Extracted data entries:
************

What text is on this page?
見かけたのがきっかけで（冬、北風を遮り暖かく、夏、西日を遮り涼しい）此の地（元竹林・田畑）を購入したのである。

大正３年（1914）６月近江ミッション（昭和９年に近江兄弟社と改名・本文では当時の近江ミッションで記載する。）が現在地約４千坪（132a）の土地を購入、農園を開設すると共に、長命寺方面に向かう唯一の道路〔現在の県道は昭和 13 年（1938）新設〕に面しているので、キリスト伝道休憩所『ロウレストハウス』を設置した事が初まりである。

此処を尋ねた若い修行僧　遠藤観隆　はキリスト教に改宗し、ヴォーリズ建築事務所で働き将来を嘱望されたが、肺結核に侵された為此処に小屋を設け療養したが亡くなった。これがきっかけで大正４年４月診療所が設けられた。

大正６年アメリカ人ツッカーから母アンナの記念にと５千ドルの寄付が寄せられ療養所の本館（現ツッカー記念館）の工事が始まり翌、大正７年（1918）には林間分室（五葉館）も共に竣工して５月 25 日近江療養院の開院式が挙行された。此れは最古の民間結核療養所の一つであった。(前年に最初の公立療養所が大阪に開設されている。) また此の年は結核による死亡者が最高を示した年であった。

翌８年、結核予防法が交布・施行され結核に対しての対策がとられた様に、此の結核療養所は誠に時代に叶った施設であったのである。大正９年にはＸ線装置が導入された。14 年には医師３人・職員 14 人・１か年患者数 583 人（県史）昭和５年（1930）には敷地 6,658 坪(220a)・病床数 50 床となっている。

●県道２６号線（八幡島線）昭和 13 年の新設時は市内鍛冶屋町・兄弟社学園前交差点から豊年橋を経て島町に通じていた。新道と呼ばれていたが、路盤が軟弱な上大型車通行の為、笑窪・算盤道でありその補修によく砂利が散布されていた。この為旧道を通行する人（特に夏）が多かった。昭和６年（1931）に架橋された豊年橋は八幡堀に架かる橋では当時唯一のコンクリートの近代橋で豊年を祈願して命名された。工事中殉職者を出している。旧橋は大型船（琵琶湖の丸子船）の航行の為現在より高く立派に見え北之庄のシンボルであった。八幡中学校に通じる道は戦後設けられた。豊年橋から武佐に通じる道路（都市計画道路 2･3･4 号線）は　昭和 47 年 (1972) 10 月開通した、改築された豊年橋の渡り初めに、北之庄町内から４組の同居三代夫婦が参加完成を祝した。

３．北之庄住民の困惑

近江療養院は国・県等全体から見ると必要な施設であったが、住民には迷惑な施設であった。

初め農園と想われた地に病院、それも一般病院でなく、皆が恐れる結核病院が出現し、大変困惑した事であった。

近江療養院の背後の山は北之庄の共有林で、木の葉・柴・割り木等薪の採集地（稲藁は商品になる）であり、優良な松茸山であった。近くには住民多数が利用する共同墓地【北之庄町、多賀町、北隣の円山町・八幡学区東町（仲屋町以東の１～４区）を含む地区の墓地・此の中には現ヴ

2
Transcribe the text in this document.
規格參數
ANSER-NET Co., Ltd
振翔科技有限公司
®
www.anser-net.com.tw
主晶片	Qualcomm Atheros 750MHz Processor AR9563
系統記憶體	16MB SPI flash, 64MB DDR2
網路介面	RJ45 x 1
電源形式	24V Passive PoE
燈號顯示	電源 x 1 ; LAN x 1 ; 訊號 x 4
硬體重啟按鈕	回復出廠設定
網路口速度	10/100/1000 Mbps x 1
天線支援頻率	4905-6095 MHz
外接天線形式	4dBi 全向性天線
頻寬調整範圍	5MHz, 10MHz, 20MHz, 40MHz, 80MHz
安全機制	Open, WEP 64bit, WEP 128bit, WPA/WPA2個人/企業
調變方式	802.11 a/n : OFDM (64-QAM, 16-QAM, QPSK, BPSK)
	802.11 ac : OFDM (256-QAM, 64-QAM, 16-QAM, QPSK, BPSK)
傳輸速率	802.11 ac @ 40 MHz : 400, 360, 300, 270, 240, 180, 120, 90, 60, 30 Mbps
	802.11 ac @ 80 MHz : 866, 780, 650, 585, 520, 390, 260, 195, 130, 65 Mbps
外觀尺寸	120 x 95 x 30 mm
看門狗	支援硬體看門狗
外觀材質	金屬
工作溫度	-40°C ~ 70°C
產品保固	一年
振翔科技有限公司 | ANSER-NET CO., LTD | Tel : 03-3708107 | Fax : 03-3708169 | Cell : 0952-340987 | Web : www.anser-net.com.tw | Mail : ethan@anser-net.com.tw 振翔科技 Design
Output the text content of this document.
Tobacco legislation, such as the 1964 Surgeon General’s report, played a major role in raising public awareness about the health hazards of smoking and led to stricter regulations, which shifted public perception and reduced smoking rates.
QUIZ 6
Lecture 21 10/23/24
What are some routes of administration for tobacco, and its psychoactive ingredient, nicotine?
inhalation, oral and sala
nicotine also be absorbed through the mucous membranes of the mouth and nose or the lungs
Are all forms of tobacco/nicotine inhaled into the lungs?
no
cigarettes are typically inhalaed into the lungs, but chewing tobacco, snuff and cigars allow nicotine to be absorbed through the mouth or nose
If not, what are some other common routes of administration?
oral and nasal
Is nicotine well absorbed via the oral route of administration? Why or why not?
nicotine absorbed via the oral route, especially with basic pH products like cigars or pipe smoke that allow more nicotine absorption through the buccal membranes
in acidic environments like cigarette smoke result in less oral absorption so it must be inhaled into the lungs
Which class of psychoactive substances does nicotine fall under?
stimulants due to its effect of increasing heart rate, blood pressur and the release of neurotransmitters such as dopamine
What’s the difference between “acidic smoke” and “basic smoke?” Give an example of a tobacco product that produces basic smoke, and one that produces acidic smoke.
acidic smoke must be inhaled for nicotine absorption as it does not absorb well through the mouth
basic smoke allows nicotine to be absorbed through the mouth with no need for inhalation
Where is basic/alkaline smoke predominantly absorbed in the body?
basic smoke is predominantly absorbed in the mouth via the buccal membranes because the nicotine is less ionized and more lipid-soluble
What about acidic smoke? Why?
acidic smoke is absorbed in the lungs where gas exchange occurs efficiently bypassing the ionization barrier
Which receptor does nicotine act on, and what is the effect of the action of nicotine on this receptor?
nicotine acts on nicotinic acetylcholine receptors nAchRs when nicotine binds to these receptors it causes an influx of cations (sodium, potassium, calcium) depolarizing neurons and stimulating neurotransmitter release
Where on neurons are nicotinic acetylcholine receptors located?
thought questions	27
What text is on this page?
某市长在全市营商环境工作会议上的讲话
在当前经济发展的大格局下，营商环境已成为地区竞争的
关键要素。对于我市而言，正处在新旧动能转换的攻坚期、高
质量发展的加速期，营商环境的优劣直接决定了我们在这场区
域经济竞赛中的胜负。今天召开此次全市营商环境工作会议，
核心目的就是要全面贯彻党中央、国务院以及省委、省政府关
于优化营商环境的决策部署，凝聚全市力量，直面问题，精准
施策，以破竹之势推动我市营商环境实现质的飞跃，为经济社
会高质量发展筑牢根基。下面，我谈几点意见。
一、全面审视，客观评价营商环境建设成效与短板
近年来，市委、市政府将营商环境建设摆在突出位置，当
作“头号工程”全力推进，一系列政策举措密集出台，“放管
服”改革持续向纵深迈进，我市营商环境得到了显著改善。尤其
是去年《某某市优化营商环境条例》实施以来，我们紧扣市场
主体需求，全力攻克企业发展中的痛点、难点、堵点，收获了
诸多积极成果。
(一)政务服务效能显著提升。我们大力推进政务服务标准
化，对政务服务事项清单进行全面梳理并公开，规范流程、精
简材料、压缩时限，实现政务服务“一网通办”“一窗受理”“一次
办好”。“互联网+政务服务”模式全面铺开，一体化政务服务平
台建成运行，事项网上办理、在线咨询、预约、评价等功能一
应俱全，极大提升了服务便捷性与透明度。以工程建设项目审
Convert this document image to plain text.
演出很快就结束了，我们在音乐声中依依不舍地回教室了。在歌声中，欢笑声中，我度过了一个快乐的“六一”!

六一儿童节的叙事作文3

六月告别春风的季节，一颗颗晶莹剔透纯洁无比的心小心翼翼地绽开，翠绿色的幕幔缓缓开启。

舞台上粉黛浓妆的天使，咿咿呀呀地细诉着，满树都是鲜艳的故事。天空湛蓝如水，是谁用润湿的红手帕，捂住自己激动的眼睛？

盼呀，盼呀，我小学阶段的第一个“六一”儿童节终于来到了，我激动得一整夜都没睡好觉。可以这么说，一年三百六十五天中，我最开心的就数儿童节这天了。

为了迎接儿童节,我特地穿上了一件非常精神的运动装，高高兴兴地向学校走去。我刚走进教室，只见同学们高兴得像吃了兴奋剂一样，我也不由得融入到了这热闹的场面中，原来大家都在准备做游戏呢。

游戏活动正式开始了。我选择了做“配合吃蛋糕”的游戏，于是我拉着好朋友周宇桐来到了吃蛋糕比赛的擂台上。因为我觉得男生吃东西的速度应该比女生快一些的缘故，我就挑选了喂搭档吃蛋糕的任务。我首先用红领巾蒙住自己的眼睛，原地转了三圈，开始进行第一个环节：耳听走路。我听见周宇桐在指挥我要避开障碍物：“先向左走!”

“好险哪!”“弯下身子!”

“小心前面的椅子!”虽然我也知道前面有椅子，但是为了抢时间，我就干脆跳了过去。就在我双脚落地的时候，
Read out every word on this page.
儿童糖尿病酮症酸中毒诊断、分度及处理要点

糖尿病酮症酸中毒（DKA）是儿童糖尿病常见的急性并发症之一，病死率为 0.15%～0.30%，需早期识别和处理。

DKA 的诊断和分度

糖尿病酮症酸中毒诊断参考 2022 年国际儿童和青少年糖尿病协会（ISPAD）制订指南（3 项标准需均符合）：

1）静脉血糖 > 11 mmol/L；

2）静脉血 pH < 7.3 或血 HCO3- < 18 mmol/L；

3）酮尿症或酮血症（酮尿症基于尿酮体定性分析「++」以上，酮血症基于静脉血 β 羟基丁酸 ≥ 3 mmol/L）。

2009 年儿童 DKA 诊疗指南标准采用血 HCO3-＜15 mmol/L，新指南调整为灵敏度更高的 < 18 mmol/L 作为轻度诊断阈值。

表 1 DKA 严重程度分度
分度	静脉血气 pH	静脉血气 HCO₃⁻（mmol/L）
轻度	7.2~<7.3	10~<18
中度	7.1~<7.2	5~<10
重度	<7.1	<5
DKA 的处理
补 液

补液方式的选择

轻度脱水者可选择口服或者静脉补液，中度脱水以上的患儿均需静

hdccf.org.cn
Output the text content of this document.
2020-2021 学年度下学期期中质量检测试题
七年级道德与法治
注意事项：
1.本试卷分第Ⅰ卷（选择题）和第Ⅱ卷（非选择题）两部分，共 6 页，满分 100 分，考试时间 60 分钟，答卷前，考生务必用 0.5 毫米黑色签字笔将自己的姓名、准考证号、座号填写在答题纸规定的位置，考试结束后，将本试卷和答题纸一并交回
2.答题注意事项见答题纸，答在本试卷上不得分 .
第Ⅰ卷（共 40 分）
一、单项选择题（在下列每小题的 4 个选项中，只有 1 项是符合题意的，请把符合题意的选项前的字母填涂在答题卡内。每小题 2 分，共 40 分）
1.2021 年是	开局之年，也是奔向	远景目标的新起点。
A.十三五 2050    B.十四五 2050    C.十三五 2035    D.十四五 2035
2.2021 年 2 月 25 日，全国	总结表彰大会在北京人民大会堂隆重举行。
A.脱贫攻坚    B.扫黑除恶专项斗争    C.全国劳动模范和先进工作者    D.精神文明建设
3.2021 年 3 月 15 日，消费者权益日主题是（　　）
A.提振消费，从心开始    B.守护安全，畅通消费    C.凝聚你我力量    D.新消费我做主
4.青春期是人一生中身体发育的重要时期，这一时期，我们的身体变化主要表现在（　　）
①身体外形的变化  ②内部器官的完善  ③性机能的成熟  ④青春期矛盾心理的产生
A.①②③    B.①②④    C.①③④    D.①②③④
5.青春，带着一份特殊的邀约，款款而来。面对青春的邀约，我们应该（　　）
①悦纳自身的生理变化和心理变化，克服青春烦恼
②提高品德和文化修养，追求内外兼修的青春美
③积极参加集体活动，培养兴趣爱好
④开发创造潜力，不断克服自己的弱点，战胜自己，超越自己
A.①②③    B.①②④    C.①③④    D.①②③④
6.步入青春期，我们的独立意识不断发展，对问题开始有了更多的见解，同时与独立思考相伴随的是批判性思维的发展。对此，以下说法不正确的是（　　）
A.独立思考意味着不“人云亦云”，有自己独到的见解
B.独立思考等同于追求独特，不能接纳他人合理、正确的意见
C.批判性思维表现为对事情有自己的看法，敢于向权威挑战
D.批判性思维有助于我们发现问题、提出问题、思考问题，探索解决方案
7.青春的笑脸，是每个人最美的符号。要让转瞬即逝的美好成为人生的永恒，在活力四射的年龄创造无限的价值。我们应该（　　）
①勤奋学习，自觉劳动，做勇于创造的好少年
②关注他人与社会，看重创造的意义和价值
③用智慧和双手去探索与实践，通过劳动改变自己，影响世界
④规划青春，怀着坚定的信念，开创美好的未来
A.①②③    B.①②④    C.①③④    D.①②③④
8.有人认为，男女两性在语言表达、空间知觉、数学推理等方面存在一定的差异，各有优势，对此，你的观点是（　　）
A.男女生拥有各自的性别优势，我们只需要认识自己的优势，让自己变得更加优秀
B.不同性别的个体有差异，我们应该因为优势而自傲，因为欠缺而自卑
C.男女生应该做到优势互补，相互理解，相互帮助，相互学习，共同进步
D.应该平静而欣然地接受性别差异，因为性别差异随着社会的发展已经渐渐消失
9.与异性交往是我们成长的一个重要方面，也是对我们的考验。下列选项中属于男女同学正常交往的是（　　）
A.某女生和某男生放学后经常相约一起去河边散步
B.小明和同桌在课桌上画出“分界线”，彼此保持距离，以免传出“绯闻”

************

Going through the entries above line by line, work out how many lines include the word "oral". Only the number is required.

_Reply to the exercise_: 5